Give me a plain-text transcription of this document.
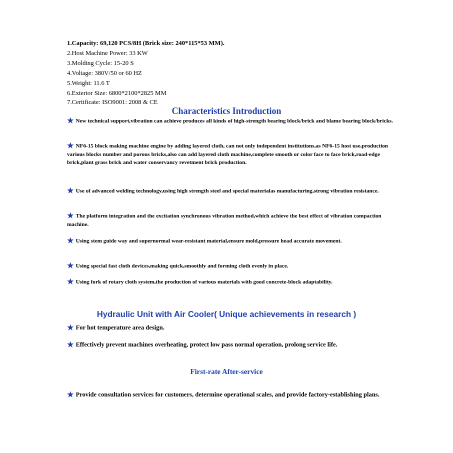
1.Capacity: 69,120 PCS/8H (Brick size: 240*115*53 MM).
2.Host Machine Power: 33 KW
3.Molding Cycle: 15-20 S
4.Voltage: 380V/50 or 60 HZ
5.Weight: 11.6 T
6.Exterior Size: 6800*2100*2825 MM
7.Certificate: ISO9001: 2008 & CE
Characteristics Introduction
★ New technical support,vibration can achieve produces all kinds of high-strength bearing block/brick and blame bearing block/bricks.
★ NF6-15 block making machine engine by adding layered cloth, can not only independent institutions,as NF6-15 host use,production various blocks number and porous bricks,also can add layered cloth machine,complete smooth or color face to face brick,road-edge brick,plant grass brick and water conservancy revetment brick production.
★ Use of advanced welding technology,using high strength steel and special materialas manufacturing,strong vibration resistance.
★ The platform integration and the excitation synchronous vibration method,which achieve the best effect of vibration compaction machine.
★ Using stem guide way and supernormal wear-resistant material,ensure mold,pressure head accurate movement.
★ Using special fast cloth devices,making quick,smoothly and forming cloth evenly in place.
★ Using fork of rotary cloth system,the production of various materials with good concrete-block adaptability.
Hydraulic Unit with Air Cooler( Unique achievements in research )
★ For hot temperature area design.
★ Effectively prevent machines overheating, protect low pass normal operation, prolong service life.
First-rate After-service
★ Provide consultation services for customers, determine operational scales, and provide factory-establishing plans.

——

In the records above, find the lines containing "making" and copy them.

Task solution:
★ NF6-15 block making machine engine by adding layered cloth, can not only independent institutions,as NF6-15 host use,production various blocks number and porous bricks,also can add layered cloth machine,complete smooth or color face to face brick,road-edge brick,plant grass brick and water conservancy revetment brick production.
★ Using special fast cloth devices,making quick,smoothly and forming cloth evenly in place.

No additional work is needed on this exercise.